**** Exercise data ****

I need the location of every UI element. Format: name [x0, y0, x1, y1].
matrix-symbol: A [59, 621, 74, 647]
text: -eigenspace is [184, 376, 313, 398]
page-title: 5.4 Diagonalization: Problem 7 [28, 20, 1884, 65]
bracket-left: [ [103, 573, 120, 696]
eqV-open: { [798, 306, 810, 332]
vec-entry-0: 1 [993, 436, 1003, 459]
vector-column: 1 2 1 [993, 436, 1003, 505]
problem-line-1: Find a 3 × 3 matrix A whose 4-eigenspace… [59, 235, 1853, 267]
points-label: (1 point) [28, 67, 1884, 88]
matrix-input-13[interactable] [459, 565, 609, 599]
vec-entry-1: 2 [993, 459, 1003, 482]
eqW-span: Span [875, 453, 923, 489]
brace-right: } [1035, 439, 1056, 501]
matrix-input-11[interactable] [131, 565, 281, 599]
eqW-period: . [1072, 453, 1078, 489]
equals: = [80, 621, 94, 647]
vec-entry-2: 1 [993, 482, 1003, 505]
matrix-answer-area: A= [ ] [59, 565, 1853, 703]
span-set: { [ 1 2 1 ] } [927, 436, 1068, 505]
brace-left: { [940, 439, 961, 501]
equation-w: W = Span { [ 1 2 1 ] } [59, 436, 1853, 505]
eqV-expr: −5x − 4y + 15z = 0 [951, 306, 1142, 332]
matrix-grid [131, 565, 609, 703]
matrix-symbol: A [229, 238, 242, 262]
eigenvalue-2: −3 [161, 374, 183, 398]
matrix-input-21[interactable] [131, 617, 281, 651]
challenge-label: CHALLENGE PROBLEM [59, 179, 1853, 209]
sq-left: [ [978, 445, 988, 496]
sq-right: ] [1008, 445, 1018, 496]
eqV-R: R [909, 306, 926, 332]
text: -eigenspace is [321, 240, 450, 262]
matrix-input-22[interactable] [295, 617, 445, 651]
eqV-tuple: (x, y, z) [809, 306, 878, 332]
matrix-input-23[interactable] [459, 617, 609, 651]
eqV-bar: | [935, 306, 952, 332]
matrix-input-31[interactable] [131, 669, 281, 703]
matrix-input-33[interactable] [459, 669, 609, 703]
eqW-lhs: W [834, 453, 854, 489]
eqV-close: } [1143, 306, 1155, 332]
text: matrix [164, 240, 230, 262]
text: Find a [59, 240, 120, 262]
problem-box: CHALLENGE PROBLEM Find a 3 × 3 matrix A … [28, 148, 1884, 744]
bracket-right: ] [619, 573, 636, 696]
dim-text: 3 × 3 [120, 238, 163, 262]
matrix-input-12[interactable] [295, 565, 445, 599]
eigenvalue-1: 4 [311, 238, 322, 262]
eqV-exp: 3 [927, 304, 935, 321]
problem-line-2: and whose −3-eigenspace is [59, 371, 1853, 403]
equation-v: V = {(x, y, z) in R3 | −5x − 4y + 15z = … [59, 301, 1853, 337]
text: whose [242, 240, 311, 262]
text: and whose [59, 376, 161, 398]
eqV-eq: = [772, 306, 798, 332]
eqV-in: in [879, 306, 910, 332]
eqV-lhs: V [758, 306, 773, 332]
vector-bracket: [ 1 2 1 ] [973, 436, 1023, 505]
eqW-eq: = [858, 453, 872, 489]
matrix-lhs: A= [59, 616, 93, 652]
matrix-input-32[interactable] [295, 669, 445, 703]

****

### What is asked
Copy out every line of the data above, word for word and in the same order.

### Output for this task
I need the location of every UI element. Format: name [x0, y0, x1, y1].
matrix-symbol: A [59, 621, 74, 647]
text: -eigenspace is [184, 376, 313, 398]
page-title: 5.4 Diagonalization: Problem 7 [28, 20, 1884, 65]
bracket-left: [ [103, 573, 120, 696]
eqV-open: { [798, 306, 810, 332]
vec-entry-0: 1 [993, 436, 1003, 459]
vector-column: 1 2 1 [993, 436, 1003, 505]
problem-line-1: Find a 3 × 3 matrix A whose 4-eigenspace… [59, 235, 1853, 267]
points-label: (1 point) [28, 67, 1884, 88]
matrix-input-13[interactable] [459, 565, 609, 599]
vec-entry-1: 2 [993, 459, 1003, 482]
eqW-span: Span [875, 453, 923, 489]
brace-right: } [1035, 439, 1056, 501]
matrix-input-11[interactable] [131, 565, 281, 599]
eqW-period: . [1072, 453, 1078, 489]
equals: = [80, 621, 94, 647]
vec-entry-2: 1 [993, 482, 1003, 505]
matrix-answer-area: A= [ ] [59, 565, 1853, 703]
span-set: { [ 1 2 1 ] } [927, 436, 1068, 505]
brace-left: { [940, 439, 961, 501]
equation-w: W = Span { [ 1 2 1 ] } [59, 436, 1853, 505]
eqV-expr: −5x − 4y + 15z = 0 [951, 306, 1142, 332]
matrix-grid [131, 565, 609, 703]
matrix-symbol: A [229, 238, 242, 262]
eigenvalue-2: −3 [161, 374, 183, 398]
matrix-input-21[interactable] [131, 617, 281, 651]
challenge-label: CHALLENGE PROBLEM [59, 179, 1853, 209]
sq-left: [ [978, 445, 988, 496]
sq-right: ] [1008, 445, 1018, 496]
eqV-R: R [909, 306, 926, 332]
text: -eigenspace is [321, 240, 450, 262]
matrix-input-22[interactable] [295, 617, 445, 651]
eqV-tuple: (x, y, z) [809, 306, 878, 332]
matrix-input-23[interactable] [459, 617, 609, 651]
eqV-bar: | [935, 306, 952, 332]
matrix-input-31[interactable] [131, 669, 281, 703]
matrix-input-33[interactable] [459, 669, 609, 703]
eqW-lhs: W [834, 453, 854, 489]
eqV-close: } [1143, 306, 1155, 332]
text: matrix [164, 240, 230, 262]
text: Find a [59, 240, 120, 262]
problem-box: CHALLENGE PROBLEM Find a 3 × 3 matrix A … [28, 148, 1884, 744]
bracket-right: ] [619, 573, 636, 696]
dim-text: 3 × 3 [120, 238, 163, 262]
matrix-input-12[interactable] [295, 565, 445, 599]
eigenvalue-1: 4 [311, 238, 322, 262]
eqV-exp: 3 [927, 304, 935, 321]
problem-line-2: and whose −3-eigenspace is [59, 371, 1853, 403]
equation-v: V = {(x, y, z) in R3 | −5x − 4y + 15z = … [59, 301, 1853, 337]
text: whose [242, 240, 311, 262]
text: and whose [59, 376, 161, 398]
eqV-eq: = [772, 306, 798, 332]
eqV-in: in [879, 306, 910, 332]
eqV-lhs: V [758, 306, 773, 332]
vector-bracket: [ 1 2 1 ] [973, 436, 1023, 505]
eqW-eq: = [858, 453, 872, 489]
matrix-lhs: A= [59, 616, 93, 652]
matrix-input-32[interactable] [295, 669, 445, 703]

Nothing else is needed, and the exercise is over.